**** Exercise input ****
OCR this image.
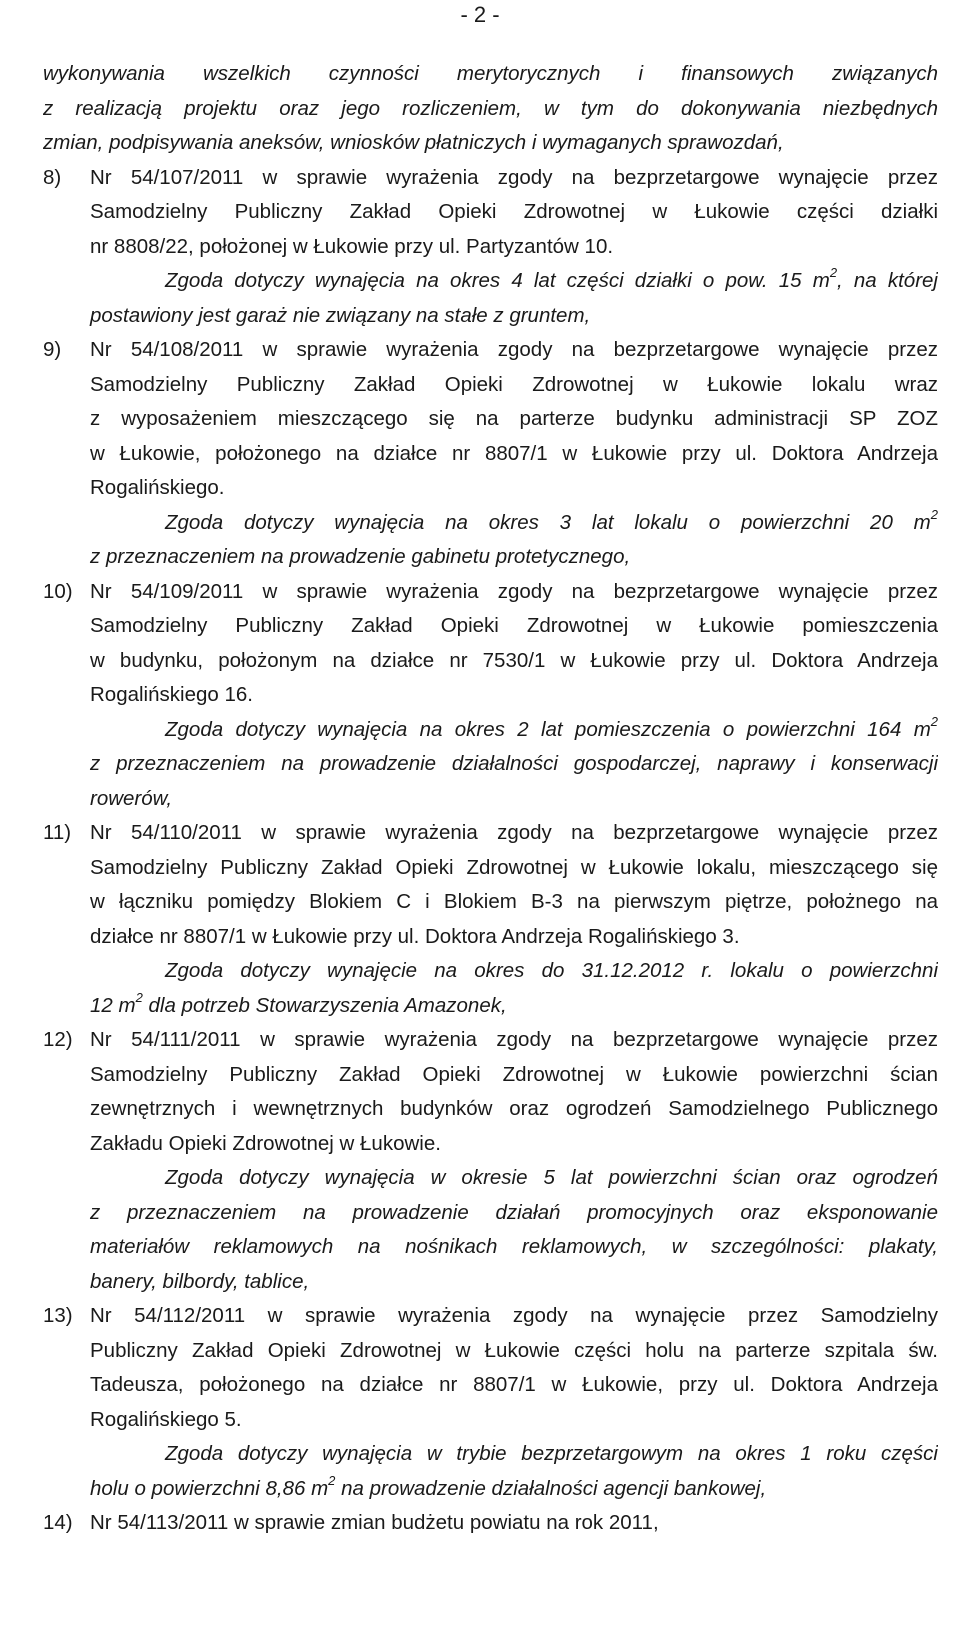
- 2 -
wykonywania wszelkich czynności merytorycznych i finansowych związanych
z realizacją projektu oraz jego rozliczeniem, w tym do dokonywania niezbędnych
zmian, podpisywania aneksów, wniosków płatniczych i wymaganych sprawozdań,
8)	Nr 54/107/2011 w sprawie wyrażenia zgody na bezprzetargowe wynajęcie przez
Samodzielny Publiczny Zakład Opieki Zdrowotnej w Łukowie części działki
nr 8808/22, położonej w Łukowie przy ul. Partyzantów 10.
Zgoda dotyczy wynajęcia na okres 4 lat części działki o pow. 15 $m^2$, na której
postawiony jest garaż nie związany na stałe z gruntem,
9)	Nr 54/108/2011 w sprawie wyrażenia zgody na bezprzetargowe wynajęcie przez
Samodzielny Publiczny Zakład Opieki Zdrowotnej w Łukowie lokalu wraz
z wyposażeniem mieszczącego się na parterze budynku administracji SP ZOZ
w Łukowie, położonego na działce nr 8807/1 w Łukowie przy ul. Doktora Andrzeja
Rogalińskiego.
Zgoda dotyczy wynajęcia na okres 3 lat lokalu o powierzchni 20 $m^2$
z przeznaczeniem na prowadzenie gabinetu protetycznego,
10) Nr 54/109/2011 w sprawie wyrażenia zgody na bezprzetargowe wynajęcie przez
Samodzielny Publiczny Zakład Opieki Zdrowotnej w Łukowie pomieszczenia
w budynku, położonym na działce nr 7530/1 w Łukowie przy ul. Doktora Andrzeja
Rogalińskiego 16.
Zgoda dotyczy wynajęcia na okres 2 lat pomieszczenia o powierzchni 164 $m^2$
z przeznaczeniem na prowadzenie działalności gospodarczej, naprawy i konserwacji
rowerów,
11) Nr 54/110/2011 w sprawie wyrażenia zgody na bezprzetargowe wynajęcie przez
Samodzielny Publiczny Zakład Opieki Zdrowotnej w Łukowie lokalu, mieszczącego się
w łączniku pomiędzy Blokiem C i Blokiem B-3 na pierwszym piętrze, położnego na
działce nr 8807/1 w Łukowie przy ul. Doktora Andrzeja Rogalińskiego 3.
Zgoda dotyczy wynajęcie na okres do 31.12.2012 r. lokalu o powierzchni
12 $m^2$ dla potrzeb Stowarzyszenia Amazonek,
12) Nr 54/111/2011 w sprawie wyrażenia zgody na bezprzetargowe wynajęcie przez
Samodzielny Publiczny Zakład Opieki Zdrowotnej w Łukowie powierzchni ścian
zewnętrznych i wewnętrznych budynków oraz ogrodzeń Samodzielnego Publicznego
Zakładu Opieki Zdrowotnej w Łukowie.
Zgoda dotyczy wynajęcia w okresie 5 lat powierzchni ścian oraz ogrodzeń
z przeznaczeniem na prowadzenie działań promocyjnych oraz eksponowanie
materiałów reklamowych na nośnikach reklamowych, w szczególności: plakaty,
banery, bilbordy, tablice,
13) Nr 54/112/2011 w sprawie wyrażenia zgody na wynajęcie przez Samodzielny
Publiczny Zakład Opieki Zdrowotnej w Łukowie części holu na parterze szpitala św.
Tadeusza, położonego na działce nr 8807/1 w Łukowie, przy ul. Doktora Andrzeja
Rogalińskiego 5.
Zgoda dotyczy wynajęcia w trybie bezprzetargowym na okres 1 roku części
holu o powierzchni 8,86 $m^2$ na prowadzenie działalności agencji bankowej,
14) Nr 54/113/2011 w sprawie zmian budżetu powiatu na rok 2011,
****
- _Given task_
All of the data above should be quoted exactly, except for the pictures.

- _Correct result_
OCR this image.
- 2 -
wykonywania wszelkich czynności merytorycznych i finansowych związanych
z realizacją projektu oraz jego rozliczeniem, w tym do dokonywania niezbędnych
zmian, podpisywania aneksów, wniosków płatniczych i wymaganych sprawozdań,
8)	Nr 54/107/2011 w sprawie wyrażenia zgody na bezprzetargowe wynajęcie przez
Samodzielny Publiczny Zakład Opieki Zdrowotnej w Łukowie części działki
nr 8808/22, położonej w Łukowie przy ul. Partyzantów 10.
Zgoda dotyczy wynajęcia na okres 4 lat części działki o pow. 15 $m^2$, na której
postawiony jest garaż nie związany na stałe z gruntem,
9)	Nr 54/108/2011 w sprawie wyrażenia zgody na bezprzetargowe wynajęcie przez
Samodzielny Publiczny Zakład Opieki Zdrowotnej w Łukowie lokalu wraz
z wyposażeniem mieszczącego się na parterze budynku administracji SP ZOZ
w Łukowie, położonego na działce nr 8807/1 w Łukowie przy ul. Doktora Andrzeja
Rogalińskiego.
Zgoda dotyczy wynajęcia na okres 3 lat lokalu o powierzchni 20 $m^2$
z przeznaczeniem na prowadzenie gabinetu protetycznego,
10) Nr 54/109/2011 w sprawie wyrażenia zgody na bezprzetargowe wynajęcie przez
Samodzielny Publiczny Zakład Opieki Zdrowotnej w Łukowie pomieszczenia
w budynku, położonym na działce nr 7530/1 w Łukowie przy ul. Doktora Andrzeja
Rogalińskiego 16.
Zgoda dotyczy wynajęcia na okres 2 lat pomieszczenia o powierzchni 164 $m^2$
z przeznaczeniem na prowadzenie działalności gospodarczej, naprawy i konserwacji
rowerów,
11) Nr 54/110/2011 w sprawie wyrażenia zgody na bezprzetargowe wynajęcie przez
Samodzielny Publiczny Zakład Opieki Zdrowotnej w Łukowie lokalu, mieszczącego się
w łączniku pomiędzy Blokiem C i Blokiem B-3 na pierwszym piętrze, położnego na
działce nr 8807/1 w Łukowie przy ul. Doktora Andrzeja Rogalińskiego 3.
Zgoda dotyczy wynajęcie na okres do 31.12.2012 r. lokalu o powierzchni
12 $m^2$ dla potrzeb Stowarzyszenia Amazonek,
12) Nr 54/111/2011 w sprawie wyrażenia zgody na bezprzetargowe wynajęcie przez
Samodzielny Publiczny Zakład Opieki Zdrowotnej w Łukowie powierzchni ścian
zewnętrznych i wewnętrznych budynków oraz ogrodzeń Samodzielnego Publicznego
Zakładu Opieki Zdrowotnej w Łukowie.
Zgoda dotyczy wynajęcia w okresie 5 lat powierzchni ścian oraz ogrodzeń
z przeznaczeniem na prowadzenie działań promocyjnych oraz eksponowanie
materiałów reklamowych na nośnikach reklamowych, w szczególności: plakaty,
banery, bilbordy, tablice,
13) Nr 54/112/2011 w sprawie wyrażenia zgody na wynajęcie przez Samodzielny
Publiczny Zakład Opieki Zdrowotnej w Łukowie części holu na parterze szpitala św.
Tadeusza, położonego na działce nr 8807/1 w Łukowie, przy ul. Doktora Andrzeja
Rogalińskiego 5.
Zgoda dotyczy wynajęcia w trybie bezprzetargowym na okres 1 roku części
holu o powierzchni 8,86 $m^2$ na prowadzenie działalności agencji bankowej,
14) Nr 54/113/2011 w sprawie zmian budżetu powiatu na rok 2011,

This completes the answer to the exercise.